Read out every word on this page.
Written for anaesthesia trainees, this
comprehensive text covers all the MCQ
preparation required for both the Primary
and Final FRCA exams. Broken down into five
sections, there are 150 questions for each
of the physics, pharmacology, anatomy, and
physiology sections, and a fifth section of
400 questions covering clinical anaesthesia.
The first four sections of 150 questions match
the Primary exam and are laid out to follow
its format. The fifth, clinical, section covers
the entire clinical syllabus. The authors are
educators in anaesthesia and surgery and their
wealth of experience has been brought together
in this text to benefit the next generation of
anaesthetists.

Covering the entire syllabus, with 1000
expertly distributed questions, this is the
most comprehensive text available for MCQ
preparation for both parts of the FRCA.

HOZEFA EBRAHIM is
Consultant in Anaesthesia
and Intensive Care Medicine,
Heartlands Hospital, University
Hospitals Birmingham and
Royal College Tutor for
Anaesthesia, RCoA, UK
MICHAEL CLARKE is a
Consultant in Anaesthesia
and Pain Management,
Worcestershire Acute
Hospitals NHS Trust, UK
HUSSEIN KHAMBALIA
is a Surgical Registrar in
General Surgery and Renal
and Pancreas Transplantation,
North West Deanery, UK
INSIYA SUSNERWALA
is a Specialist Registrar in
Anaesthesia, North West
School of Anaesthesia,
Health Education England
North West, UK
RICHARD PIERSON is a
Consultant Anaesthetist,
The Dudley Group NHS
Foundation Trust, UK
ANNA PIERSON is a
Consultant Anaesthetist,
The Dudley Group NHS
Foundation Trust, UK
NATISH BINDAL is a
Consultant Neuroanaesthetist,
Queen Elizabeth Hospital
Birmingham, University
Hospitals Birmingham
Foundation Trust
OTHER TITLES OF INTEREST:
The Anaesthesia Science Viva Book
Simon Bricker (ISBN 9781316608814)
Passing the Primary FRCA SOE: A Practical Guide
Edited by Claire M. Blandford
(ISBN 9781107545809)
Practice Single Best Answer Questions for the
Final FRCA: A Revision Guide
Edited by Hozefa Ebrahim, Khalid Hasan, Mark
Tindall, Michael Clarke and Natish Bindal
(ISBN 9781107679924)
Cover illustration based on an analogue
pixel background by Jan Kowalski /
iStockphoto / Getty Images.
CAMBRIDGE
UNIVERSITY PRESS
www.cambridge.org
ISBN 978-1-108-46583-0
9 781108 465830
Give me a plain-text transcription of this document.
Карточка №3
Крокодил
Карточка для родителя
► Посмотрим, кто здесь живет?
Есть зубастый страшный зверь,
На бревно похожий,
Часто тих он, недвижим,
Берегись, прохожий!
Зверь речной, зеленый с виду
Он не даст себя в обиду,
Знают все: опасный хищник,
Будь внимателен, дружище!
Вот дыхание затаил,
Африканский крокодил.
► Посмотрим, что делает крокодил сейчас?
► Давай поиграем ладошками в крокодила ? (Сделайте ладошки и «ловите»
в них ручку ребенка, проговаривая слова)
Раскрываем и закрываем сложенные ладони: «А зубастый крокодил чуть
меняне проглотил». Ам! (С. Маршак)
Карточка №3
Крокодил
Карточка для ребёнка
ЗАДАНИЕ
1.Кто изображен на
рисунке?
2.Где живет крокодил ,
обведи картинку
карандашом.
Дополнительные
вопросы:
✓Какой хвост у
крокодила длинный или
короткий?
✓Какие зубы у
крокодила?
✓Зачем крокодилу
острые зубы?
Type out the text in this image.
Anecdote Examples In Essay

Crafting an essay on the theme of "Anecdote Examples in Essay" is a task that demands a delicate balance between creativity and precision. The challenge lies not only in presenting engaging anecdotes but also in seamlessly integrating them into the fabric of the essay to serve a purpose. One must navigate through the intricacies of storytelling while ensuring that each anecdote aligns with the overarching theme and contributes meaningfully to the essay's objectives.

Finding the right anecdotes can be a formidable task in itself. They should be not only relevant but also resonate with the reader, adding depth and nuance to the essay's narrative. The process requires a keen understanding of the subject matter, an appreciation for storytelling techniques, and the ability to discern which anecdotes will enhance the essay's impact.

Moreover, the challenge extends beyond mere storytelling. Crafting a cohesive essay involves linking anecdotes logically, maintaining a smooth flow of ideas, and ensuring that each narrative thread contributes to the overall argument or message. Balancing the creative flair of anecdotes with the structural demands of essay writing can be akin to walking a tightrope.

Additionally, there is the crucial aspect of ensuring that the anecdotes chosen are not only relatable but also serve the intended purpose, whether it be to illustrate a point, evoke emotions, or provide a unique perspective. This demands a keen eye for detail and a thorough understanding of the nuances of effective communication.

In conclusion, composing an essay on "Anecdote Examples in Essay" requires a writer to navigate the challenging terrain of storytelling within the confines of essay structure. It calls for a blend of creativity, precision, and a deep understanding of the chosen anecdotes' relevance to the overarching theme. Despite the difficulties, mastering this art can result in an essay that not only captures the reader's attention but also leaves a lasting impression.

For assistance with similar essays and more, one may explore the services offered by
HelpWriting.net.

▸ **Given instruction**: Write out every entry again exactly, please, with nothing missing.

▸ **Exercise result**:
Read out every word on this page.
Written for anaesthesia trainees, this
comprehensive text covers all the MCQ
preparation required for both the Primary
and Final FRCA exams. Broken down into five
sections, there are 150 questions for each
of the physics, pharmacology, anatomy, and
physiology sections, and a fifth section of
400 questions covering clinical anaesthesia.
The first four sections of 150 questions match
the Primary exam and are laid out to follow
its format. The fifth, clinical, section covers
the entire clinical syllabus. The authors are
educators in anaesthesia and surgery and their
wealth of experience has been brought together
in this text to benefit the next generation of
anaesthetists.

Covering the entire syllabus, with 1000
expertly distributed questions, this is the
most comprehensive text available for MCQ
preparation for both parts of the FRCA.

HOZEFA EBRAHIM is
Consultant in Anaesthesia
and Intensive Care Medicine,
Heartlands Hospital, University
Hospitals Birmingham and
Royal College Tutor for
Anaesthesia, RCoA, UK
MICHAEL CLARKE is a
Consultant in Anaesthesia
and Pain Management,
Worcestershire Acute
Hospitals NHS Trust, UK
HUSSEIN KHAMBALIA
is a Surgical Registrar in
General Surgery and Renal
and Pancreas Transplantation,
North West Deanery, UK
INSIYA SUSNERWALA
is a Specialist Registrar in
Anaesthesia, North West
School of Anaesthesia,
Health Education England
North West, UK
RICHARD PIERSON is a
Consultant Anaesthetist,
The Dudley Group NHS
Foundation Trust, UK
ANNA PIERSON is a
Consultant Anaesthetist,
The Dudley Group NHS
Foundation Trust, UK
NATISH BINDAL is a
Consultant Neuroanaesthetist,
Queen Elizabeth Hospital
Birmingham, University
Hospitals Birmingham
Foundation Trust
OTHER TITLES OF INTEREST:
The Anaesthesia Science Viva Book
Simon Bricker (ISBN 9781316608814)
Passing the Primary FRCA SOE: A Practical Guide
Edited by Claire M. Blandford
(ISBN 9781107545809)
Practice Single Best Answer Questions for the
Final FRCA: A Revision Guide
Edited by Hozefa Ebrahim, Khalid Hasan, Mark
Tindall, Michael Clarke and Natish Bindal
(ISBN 9781107679924)
Cover illustration based on an analogue
pixel background by Jan Kowalski /
iStockphoto / Getty Images.
CAMBRIDGE
UNIVERSITY PRESS
www.cambridge.org
ISBN 978-1-108-46583-0
9 781108 465830
Give me a plain-text transcription of this document.
Карточка №3
Крокодил
Карточка для родителя
► Посмотрим, кто здесь живет?
Есть зубастый страшный зверь,
На бревно похожий,
Часто тих он, недвижим,
Берегись, прохожий!
Зверь речной, зеленый с виду
Он не даст себя в обиду,
Знают все: опасный хищник,
Будь внимателен, дружище!
Вот дыхание затаил,
Африканский крокодил.
► Посмотрим, что делает крокодил сейчас?
► Давай поиграем ладошками в крокодила ? (Сделайте ладошки и «ловите»
в них ручку ребенка, проговаривая слова)
Раскрываем и закрываем сложенные ладони: «А зубастый крокодил чуть
меняне проглотил». Ам! (С. Маршак)
Карточка №3
Крокодил
Карточка для ребёнка
ЗАДАНИЕ
1.Кто изображен на
рисунке?
2.Где живет крокодил ,
обведи картинку
карандашом.
Дополнительные
вопросы:
✓Какой хвост у
крокодила длинный или
короткий?
✓Какие зубы у
крокодила?
✓Зачем крокодилу
острые зубы?
Type out the text in this image.
Anecdote Examples In Essay

Crafting an essay on the theme of "Anecdote Examples in Essay" is a task that demands a delicate balance between creativity and precision. The challenge lies not only in presenting engaging anecdotes but also in seamlessly integrating them into the fabric of the essay to serve a purpose. One must navigate through the intricacies of storytelling while ensuring that each anecdote aligns with the overarching theme and contributes meaningfully to the essay's objectives.

Finding the right anecdotes can be a formidable task in itself. They should be not only relevant but also resonate with the reader, adding depth and nuance to the essay's narrative. The process requires a keen understanding of the subject matter, an appreciation for storytelling techniques, and the ability to discern which anecdotes will enhance the essay's impact.

Moreover, the challenge extends beyond mere storytelling. Crafting a cohesive essay involves linking anecdotes logically, maintaining a smooth flow of ideas, and ensuring that each narrative thread contributes to the overall argument or message. Balancing the creative flair of anecdotes with the structural demands of essay writing can be akin to walking a tightrope.

Additionally, there is the crucial aspect of ensuring that the anecdotes chosen are not only relatable but also serve the intended purpose, whether it be to illustrate a point, evoke emotions, or provide a unique perspective. This demands a keen eye for detail and a thorough understanding of the nuances of effective communication.

In conclusion, composing an essay on "Anecdote Examples in Essay" requires a writer to navigate the challenging terrain of storytelling within the confines of essay structure. It calls for a blend of creativity, precision, and a deep understanding of the chosen anecdotes' relevance to the overarching theme. Despite the difficulties, mastering this art can result in an essay that not only captures the reader's attention but also leaves a lasting impression.

For assistance with similar essays and more, one may explore the services offered by
HelpWriting.net.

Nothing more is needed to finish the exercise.